Return the listing lines exactly as they are, from the start through the line containing "drive-d-filesystem: NTFS xyxy=(356,212,390,225)", with both ends included.

§ **Input records**:
#####

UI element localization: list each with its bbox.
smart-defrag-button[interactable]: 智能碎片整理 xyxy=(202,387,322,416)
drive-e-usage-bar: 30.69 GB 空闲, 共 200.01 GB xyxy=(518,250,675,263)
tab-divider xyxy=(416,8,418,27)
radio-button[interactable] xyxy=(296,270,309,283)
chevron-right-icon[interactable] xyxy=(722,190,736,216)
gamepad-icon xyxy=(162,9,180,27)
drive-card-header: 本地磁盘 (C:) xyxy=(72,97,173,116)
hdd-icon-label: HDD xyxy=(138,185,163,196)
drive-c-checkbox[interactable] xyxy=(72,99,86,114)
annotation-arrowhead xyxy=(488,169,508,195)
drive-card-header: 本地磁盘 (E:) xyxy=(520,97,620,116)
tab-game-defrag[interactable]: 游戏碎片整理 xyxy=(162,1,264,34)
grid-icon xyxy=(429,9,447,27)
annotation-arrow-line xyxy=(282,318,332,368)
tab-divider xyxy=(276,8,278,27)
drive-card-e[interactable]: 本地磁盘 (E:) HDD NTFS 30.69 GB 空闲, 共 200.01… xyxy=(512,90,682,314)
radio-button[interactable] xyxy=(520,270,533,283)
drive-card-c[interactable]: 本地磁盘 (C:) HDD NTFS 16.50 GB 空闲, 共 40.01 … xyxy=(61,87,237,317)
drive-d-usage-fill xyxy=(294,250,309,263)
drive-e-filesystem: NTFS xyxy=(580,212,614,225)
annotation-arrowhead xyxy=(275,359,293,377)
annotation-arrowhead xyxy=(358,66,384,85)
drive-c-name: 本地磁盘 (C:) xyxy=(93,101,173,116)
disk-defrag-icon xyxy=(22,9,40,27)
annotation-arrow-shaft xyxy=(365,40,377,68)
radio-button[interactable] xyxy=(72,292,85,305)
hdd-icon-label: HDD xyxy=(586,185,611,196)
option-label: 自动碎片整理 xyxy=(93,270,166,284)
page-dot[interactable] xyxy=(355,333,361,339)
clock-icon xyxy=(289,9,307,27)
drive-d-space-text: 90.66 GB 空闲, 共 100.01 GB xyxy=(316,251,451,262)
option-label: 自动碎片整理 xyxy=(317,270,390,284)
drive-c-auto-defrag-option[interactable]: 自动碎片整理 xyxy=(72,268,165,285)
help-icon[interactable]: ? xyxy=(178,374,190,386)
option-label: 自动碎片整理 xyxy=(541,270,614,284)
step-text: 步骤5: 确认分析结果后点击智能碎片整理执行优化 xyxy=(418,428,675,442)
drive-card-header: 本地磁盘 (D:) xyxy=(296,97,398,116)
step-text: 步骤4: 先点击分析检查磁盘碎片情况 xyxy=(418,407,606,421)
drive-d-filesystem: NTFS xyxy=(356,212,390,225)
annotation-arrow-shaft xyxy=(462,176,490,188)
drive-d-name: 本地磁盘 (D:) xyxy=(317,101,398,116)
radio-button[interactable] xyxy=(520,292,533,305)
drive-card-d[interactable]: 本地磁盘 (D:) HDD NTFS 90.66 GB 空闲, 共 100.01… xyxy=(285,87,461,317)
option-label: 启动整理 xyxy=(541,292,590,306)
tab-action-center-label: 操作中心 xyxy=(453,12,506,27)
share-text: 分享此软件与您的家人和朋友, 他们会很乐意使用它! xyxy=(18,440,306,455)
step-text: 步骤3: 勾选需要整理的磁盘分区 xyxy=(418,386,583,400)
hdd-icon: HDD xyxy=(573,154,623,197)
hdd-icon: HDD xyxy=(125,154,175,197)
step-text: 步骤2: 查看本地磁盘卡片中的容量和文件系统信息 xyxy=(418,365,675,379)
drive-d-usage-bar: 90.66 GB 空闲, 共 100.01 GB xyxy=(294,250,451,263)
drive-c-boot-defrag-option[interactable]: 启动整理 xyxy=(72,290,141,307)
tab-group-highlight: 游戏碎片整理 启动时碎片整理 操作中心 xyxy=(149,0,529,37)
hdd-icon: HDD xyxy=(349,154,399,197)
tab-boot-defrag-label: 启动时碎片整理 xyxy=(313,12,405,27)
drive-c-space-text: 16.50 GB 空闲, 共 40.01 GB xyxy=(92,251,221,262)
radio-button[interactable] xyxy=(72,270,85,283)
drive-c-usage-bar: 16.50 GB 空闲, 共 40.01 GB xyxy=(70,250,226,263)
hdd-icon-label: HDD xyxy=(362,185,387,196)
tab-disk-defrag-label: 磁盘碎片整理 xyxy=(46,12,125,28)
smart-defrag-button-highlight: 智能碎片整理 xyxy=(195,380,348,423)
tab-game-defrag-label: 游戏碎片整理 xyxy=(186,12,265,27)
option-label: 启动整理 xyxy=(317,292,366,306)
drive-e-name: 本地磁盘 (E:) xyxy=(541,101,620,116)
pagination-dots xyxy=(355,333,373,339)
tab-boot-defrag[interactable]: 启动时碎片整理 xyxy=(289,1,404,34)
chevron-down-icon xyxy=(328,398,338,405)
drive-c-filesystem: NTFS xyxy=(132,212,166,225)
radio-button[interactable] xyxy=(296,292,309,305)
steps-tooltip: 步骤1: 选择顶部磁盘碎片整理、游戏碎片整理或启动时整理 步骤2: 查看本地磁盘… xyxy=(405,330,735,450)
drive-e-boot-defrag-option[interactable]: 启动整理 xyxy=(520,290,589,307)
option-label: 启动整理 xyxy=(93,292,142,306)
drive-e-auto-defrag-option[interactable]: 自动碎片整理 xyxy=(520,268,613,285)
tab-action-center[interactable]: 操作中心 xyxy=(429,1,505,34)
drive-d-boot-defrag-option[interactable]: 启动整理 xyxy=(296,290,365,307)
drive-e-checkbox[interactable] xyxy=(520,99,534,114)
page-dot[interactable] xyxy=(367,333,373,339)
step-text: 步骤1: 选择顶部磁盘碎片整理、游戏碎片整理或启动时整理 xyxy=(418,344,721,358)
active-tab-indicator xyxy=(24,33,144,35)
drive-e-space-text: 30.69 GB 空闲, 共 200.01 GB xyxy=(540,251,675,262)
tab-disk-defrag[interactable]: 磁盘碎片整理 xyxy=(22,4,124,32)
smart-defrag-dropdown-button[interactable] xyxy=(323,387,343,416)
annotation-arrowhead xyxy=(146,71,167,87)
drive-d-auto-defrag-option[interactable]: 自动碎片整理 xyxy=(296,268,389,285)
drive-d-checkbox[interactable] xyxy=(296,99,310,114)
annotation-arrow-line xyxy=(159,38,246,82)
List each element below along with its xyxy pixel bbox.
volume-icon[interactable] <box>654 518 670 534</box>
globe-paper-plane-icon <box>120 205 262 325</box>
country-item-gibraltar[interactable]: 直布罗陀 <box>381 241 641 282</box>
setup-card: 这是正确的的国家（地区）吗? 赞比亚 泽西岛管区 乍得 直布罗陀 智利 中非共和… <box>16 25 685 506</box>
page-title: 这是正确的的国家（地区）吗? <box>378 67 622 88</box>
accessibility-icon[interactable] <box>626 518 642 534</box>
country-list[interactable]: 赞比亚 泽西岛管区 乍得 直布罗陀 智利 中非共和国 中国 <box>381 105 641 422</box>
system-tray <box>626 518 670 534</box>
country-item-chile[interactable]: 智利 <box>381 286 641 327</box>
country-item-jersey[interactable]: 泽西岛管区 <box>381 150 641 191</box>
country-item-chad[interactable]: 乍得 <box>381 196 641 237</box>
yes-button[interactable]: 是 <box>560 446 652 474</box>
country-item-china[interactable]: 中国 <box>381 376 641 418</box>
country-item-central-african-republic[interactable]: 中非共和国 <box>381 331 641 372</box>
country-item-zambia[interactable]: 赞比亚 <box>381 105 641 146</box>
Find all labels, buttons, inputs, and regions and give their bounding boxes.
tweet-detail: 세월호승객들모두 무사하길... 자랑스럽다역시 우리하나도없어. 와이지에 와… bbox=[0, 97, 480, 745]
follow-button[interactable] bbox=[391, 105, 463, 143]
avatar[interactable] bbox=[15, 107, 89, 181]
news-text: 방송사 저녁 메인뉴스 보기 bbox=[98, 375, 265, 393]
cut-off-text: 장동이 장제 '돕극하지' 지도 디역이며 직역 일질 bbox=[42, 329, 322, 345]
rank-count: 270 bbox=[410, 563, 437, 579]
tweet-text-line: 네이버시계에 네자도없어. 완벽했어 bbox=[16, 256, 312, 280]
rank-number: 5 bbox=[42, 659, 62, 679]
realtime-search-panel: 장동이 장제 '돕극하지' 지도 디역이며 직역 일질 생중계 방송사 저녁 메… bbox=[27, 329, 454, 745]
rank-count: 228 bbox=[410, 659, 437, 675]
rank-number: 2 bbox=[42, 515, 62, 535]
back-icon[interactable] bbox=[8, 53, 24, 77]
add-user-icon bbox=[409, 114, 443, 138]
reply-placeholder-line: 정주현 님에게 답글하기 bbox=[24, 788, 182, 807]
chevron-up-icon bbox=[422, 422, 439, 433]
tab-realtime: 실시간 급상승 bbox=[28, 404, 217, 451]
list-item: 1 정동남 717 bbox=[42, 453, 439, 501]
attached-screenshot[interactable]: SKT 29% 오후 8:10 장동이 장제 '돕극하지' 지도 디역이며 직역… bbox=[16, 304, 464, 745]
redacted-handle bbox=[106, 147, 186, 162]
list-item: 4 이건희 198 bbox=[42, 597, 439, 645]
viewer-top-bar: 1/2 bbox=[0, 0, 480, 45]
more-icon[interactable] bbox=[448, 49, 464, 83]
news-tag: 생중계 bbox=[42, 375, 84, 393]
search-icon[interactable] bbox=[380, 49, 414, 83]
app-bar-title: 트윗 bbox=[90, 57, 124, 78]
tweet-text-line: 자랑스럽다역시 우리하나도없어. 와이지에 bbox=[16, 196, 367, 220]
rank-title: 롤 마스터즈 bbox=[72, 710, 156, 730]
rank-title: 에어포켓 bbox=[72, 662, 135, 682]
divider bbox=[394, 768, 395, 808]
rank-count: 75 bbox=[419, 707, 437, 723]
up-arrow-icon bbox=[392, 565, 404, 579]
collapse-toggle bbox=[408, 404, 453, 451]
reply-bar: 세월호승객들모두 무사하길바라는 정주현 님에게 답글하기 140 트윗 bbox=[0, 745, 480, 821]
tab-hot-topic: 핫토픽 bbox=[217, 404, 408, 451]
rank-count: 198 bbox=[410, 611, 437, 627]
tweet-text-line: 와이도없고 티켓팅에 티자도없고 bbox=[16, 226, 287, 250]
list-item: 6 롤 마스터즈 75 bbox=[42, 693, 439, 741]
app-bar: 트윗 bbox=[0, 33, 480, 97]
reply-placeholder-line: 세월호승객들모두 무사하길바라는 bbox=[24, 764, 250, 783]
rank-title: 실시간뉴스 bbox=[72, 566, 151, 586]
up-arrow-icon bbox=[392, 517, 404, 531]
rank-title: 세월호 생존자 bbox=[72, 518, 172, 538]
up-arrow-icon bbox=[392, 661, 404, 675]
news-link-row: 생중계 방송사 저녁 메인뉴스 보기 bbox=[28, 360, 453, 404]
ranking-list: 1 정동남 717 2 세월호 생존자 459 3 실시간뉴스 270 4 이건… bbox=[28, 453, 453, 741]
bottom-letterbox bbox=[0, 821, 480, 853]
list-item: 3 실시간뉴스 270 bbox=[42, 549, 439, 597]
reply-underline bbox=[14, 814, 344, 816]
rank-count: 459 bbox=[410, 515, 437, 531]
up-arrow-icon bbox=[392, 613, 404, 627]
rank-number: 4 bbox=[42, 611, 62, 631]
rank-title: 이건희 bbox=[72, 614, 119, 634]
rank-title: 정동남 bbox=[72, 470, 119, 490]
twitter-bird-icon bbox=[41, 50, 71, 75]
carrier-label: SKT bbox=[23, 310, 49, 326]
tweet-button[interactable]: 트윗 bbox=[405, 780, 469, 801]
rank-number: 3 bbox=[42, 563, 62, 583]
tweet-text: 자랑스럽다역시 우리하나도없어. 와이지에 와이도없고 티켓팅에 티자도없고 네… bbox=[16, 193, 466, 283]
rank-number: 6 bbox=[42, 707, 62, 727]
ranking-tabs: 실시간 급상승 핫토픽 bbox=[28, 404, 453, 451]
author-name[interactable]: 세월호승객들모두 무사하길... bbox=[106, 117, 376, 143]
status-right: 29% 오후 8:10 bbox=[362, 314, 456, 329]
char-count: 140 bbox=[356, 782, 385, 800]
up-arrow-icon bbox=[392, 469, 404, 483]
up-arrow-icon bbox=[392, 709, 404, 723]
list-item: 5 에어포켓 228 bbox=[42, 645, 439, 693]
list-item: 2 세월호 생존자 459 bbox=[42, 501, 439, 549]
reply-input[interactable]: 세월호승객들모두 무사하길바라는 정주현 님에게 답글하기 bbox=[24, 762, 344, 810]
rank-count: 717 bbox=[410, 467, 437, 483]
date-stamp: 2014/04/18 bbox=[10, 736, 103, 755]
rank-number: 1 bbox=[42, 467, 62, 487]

#####

§ **Written answer**:
UI element localization: list each with its bbox.
smart-defrag-button[interactable]: 智能碎片整理 xyxy=(202,387,322,416)
drive-e-usage-bar: 30.69 GB 空闲, 共 200.01 GB xyxy=(518,250,675,263)
tab-divider xyxy=(416,8,418,27)
radio-button[interactable] xyxy=(296,270,309,283)
chevron-right-icon[interactable] xyxy=(722,190,736,216)
gamepad-icon xyxy=(162,9,180,27)
drive-card-header: 本地磁盘 (C:) xyxy=(72,97,173,116)
hdd-icon-label: HDD xyxy=(138,185,163,196)
drive-c-checkbox[interactable] xyxy=(72,99,86,114)
annotation-arrowhead xyxy=(488,169,508,195)
drive-card-header: 本地磁盘 (E:) xyxy=(520,97,620,116)
tab-game-defrag[interactable]: 游戏碎片整理 xyxy=(162,1,264,34)
grid-icon xyxy=(429,9,447,27)
annotation-arrow-line xyxy=(282,318,332,368)
tab-divider xyxy=(276,8,278,27)
drive-card-e[interactable]: 本地磁盘 (E:) HDD NTFS 30.69 GB 空闲, 共 200.01… xyxy=(512,90,682,314)
radio-button[interactable] xyxy=(520,270,533,283)
drive-card-c[interactable]: 本地磁盘 (C:) HDD NTFS 16.50 GB 空闲, 共 40.01 … xyxy=(61,87,237,317)
drive-d-usage-fill xyxy=(294,250,309,263)
drive-e-filesystem: NTFS xyxy=(580,212,614,225)
annotation-arrowhead xyxy=(275,359,293,377)
annotation-arrowhead xyxy=(358,66,384,85)
drive-c-name: 本地磁盘 (C:) xyxy=(93,101,173,116)
disk-defrag-icon xyxy=(22,9,40,27)
annotation-arrow-shaft xyxy=(365,40,377,68)
radio-button[interactable] xyxy=(72,292,85,305)
hdd-icon-label: HDD xyxy=(586,185,611,196)
option-label: 自动碎片整理 xyxy=(93,270,166,284)
page-dot[interactable] xyxy=(355,333,361,339)
clock-icon xyxy=(289,9,307,27)
drive-d-space-text: 90.66 GB 空闲, 共 100.01 GB xyxy=(316,251,451,262)
option-label: 自动碎片整理 xyxy=(317,270,390,284)
drive-c-auto-defrag-option[interactable]: 自动碎片整理 xyxy=(72,268,165,285)
help-icon[interactable]: ? xyxy=(178,374,190,386)
option-label: 自动碎片整理 xyxy=(541,270,614,284)
step-text: 步骤5: 确认分析结果后点击智能碎片整理执行优化 xyxy=(418,428,675,442)
drive-card-header: 本地磁盘 (D:) xyxy=(296,97,398,116)
step-text: 步骤4: 先点击分析检查磁盘碎片情况 xyxy=(418,407,606,421)
drive-d-filesystem: NTFS xyxy=(356,212,390,225)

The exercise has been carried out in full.